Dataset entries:

______

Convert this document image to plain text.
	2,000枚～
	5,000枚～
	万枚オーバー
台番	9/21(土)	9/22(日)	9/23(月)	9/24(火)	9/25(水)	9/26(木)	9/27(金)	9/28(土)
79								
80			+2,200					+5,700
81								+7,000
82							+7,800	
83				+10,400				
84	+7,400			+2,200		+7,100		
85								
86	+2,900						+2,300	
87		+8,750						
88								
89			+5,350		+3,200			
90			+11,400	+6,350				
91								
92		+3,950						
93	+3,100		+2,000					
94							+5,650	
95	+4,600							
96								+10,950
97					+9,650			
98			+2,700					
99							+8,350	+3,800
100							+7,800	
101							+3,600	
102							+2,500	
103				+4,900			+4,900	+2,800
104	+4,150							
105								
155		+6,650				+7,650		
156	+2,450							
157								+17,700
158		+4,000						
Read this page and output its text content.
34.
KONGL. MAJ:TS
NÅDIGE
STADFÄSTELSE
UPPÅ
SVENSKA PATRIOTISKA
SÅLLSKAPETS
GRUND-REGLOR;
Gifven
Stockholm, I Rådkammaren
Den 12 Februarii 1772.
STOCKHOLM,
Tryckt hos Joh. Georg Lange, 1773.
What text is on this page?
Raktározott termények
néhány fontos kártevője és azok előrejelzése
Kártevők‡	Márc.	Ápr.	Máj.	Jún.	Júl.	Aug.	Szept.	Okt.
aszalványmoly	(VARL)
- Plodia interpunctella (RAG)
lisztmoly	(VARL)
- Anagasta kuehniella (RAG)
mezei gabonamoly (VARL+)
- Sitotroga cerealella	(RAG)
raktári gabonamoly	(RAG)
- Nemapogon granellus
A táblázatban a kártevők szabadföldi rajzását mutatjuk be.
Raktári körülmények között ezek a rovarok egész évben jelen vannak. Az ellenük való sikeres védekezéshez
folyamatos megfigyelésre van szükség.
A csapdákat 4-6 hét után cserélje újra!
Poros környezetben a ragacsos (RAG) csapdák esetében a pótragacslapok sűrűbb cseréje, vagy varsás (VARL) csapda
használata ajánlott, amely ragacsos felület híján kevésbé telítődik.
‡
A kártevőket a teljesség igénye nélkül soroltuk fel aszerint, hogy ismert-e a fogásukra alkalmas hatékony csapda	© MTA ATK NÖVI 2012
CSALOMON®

______

What the task asks: Please reproduce each line exactly as written.

Exercise solution:
Convert this document image to plain text.
	2,000枚～
	5,000枚～
	万枚オーバー
台番	9/21(土)	9/22(日)	9/23(月)	9/24(火)	9/25(水)	9/26(木)	9/27(金)	9/28(土)
79								
80			+2,200					+5,700
81								+7,000
82							+7,800	
83				+10,400				
84	+7,400			+2,200		+7,100		
85								
86	+2,900						+2,300	
87		+8,750						
88								
89			+5,350		+3,200			
90			+11,400	+6,350				
91								
92		+3,950						
93	+3,100		+2,000					
94							+5,650	
95	+4,600							
96								+10,950
97					+9,650			
98			+2,700					
99							+8,350	+3,800
100							+7,800	
101							+3,600	
102							+2,500	
103				+4,900			+4,900	+2,800
104	+4,150							
105								
155		+6,650				+7,650		
156	+2,450							
157								+17,700
158		+4,000						
Read this page and output its text content.
34.
KONGL. MAJ:TS
NÅDIGE
STADFÄSTELSE
UPPÅ
SVENSKA PATRIOTISKA
SÅLLSKAPETS
GRUND-REGLOR;
Gifven
Stockholm, I Rådkammaren
Den 12 Februarii 1772.
STOCKHOLM,
Tryckt hos Joh. Georg Lange, 1773.
What text is on this page?
Raktározott termények
néhány fontos kártevője és azok előrejelzése
Kártevők‡	Márc.	Ápr.	Máj.	Jún.	Júl.	Aug.	Szept.	Okt.
aszalványmoly	(VARL)
- Plodia interpunctella (RAG)
lisztmoly	(VARL)
- Anagasta kuehniella (RAG)
mezei gabonamoly (VARL+)
- Sitotroga cerealella	(RAG)
raktári gabonamoly	(RAG)
- Nemapogon granellus
A táblázatban a kártevők szabadföldi rajzását mutatjuk be.
Raktári körülmények között ezek a rovarok egész évben jelen vannak. Az ellenük való sikeres védekezéshez
folyamatos megfigyelésre van szükség.
A csapdákat 4-6 hét után cserélje újra!
Poros környezetben a ragacsos (RAG) csapdák esetében a pótragacslapok sűrűbb cseréje, vagy varsás (VARL) csapda
használata ajánlott, amely ragacsos felület híján kevésbé telítődik.
‡
A kártevőket a teljesség igénye nélkül soroltuk fel aszerint, hogy ismert-e a fogásukra alkalmas hatékony csapda	© MTA ATK NÖVI 2012
CSALOMON®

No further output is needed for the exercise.